::: RECORD LIST
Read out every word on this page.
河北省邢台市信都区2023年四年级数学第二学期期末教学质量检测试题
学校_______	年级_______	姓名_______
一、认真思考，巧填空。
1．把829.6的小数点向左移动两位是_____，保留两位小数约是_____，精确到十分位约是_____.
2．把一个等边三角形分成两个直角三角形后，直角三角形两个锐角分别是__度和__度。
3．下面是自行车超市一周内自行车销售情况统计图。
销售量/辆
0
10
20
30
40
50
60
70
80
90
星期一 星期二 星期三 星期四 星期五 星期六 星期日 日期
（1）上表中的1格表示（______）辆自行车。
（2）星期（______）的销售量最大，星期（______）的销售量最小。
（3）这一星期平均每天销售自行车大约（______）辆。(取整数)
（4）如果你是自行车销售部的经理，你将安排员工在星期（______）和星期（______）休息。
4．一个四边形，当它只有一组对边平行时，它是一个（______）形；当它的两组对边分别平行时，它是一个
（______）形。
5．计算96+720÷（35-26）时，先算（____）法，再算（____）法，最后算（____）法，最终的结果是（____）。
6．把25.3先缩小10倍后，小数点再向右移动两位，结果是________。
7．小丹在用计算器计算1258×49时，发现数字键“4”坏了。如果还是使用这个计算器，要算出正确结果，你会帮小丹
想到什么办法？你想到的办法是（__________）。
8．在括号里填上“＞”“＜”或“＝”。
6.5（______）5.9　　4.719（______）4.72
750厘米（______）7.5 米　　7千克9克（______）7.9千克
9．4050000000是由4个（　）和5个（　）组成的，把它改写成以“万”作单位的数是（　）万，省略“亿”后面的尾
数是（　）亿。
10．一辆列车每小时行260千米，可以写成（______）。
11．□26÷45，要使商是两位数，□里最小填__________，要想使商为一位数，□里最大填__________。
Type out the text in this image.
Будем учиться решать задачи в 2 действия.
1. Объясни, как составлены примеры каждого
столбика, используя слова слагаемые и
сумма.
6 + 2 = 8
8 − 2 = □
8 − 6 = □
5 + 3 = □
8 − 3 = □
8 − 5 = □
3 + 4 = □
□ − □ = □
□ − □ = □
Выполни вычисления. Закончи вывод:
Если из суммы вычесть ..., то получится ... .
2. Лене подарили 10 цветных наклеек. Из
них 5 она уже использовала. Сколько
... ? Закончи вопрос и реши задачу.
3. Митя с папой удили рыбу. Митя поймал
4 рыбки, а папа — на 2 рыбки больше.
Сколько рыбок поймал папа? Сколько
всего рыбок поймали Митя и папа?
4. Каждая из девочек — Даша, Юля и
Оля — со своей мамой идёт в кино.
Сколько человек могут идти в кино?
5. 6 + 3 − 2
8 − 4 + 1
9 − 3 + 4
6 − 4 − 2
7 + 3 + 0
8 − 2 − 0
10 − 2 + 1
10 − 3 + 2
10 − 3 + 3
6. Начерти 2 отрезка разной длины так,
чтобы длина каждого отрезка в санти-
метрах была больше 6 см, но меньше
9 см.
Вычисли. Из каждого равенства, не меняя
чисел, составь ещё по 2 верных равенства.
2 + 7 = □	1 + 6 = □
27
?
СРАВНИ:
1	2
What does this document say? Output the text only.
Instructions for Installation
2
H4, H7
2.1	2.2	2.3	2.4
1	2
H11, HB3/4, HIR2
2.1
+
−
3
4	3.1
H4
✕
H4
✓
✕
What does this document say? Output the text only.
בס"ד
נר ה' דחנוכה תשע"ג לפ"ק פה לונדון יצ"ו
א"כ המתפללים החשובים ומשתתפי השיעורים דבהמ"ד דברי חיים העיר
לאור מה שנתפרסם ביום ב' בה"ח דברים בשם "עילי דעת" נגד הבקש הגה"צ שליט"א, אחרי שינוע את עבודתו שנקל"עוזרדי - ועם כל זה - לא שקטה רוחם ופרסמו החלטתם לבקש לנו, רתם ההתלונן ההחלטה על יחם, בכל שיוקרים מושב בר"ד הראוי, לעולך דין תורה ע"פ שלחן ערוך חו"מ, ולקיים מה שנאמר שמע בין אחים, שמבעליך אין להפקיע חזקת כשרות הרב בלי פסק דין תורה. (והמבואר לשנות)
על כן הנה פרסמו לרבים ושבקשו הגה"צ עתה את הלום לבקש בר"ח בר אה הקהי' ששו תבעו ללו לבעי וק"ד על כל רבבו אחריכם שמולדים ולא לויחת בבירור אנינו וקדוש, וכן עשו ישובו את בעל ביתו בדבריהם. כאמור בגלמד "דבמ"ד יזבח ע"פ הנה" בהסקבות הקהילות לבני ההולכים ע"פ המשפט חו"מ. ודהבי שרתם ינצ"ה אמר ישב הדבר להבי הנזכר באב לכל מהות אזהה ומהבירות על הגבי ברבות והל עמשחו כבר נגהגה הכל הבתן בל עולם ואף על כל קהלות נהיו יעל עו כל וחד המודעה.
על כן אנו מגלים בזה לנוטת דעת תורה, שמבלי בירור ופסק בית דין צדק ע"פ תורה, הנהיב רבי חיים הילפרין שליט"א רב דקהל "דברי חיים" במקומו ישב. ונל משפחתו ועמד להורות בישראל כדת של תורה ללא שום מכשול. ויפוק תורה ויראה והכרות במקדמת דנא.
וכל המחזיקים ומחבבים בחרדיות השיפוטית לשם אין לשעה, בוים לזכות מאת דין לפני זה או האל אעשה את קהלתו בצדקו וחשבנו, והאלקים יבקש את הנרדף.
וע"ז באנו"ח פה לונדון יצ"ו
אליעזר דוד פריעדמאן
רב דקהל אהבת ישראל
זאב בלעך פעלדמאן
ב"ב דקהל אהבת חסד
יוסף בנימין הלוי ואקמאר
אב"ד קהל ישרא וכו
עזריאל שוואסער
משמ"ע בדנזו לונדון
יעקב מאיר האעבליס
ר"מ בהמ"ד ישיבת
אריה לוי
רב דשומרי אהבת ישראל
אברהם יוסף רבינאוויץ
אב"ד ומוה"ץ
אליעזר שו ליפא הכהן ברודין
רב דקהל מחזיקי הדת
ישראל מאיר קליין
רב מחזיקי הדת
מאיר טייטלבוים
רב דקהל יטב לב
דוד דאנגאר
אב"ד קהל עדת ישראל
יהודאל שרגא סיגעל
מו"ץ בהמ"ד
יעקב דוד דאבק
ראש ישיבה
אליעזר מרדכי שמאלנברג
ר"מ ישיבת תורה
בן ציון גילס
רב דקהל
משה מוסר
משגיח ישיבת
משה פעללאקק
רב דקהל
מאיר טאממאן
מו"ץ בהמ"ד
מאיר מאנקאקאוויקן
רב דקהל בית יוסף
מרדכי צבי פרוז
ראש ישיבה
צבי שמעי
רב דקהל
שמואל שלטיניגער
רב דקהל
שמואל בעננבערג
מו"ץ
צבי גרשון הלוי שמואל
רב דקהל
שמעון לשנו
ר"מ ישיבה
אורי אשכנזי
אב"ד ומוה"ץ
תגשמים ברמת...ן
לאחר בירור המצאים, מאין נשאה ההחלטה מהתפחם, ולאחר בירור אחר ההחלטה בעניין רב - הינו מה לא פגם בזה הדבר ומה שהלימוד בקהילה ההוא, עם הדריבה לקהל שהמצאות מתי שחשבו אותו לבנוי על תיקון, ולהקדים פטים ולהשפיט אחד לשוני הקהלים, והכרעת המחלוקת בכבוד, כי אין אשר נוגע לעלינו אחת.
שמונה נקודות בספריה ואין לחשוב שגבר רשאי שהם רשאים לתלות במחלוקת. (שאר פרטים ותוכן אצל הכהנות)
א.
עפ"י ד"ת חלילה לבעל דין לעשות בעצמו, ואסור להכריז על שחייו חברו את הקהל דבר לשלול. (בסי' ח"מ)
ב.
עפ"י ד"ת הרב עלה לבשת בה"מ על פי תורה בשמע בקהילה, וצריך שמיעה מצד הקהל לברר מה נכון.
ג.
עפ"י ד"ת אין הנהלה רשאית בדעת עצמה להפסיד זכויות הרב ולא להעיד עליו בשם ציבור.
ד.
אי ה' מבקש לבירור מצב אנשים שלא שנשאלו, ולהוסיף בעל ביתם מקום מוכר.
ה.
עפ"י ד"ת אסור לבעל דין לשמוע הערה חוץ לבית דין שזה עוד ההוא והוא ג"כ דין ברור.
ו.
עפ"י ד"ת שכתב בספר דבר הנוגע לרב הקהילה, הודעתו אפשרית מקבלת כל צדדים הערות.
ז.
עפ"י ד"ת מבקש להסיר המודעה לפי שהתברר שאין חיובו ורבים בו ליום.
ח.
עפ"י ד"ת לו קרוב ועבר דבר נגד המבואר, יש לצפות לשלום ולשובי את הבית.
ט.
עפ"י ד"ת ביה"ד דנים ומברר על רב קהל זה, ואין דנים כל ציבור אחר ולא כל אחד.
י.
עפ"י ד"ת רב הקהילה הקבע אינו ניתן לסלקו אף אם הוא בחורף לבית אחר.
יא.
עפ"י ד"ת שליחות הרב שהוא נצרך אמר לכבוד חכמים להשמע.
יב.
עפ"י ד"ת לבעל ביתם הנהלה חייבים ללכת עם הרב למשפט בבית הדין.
::::::
In the material above, show every line where the word "מרדכי" turns up.

אליעזר מרדכי שמאלנברג
מרדכי צבי פרוז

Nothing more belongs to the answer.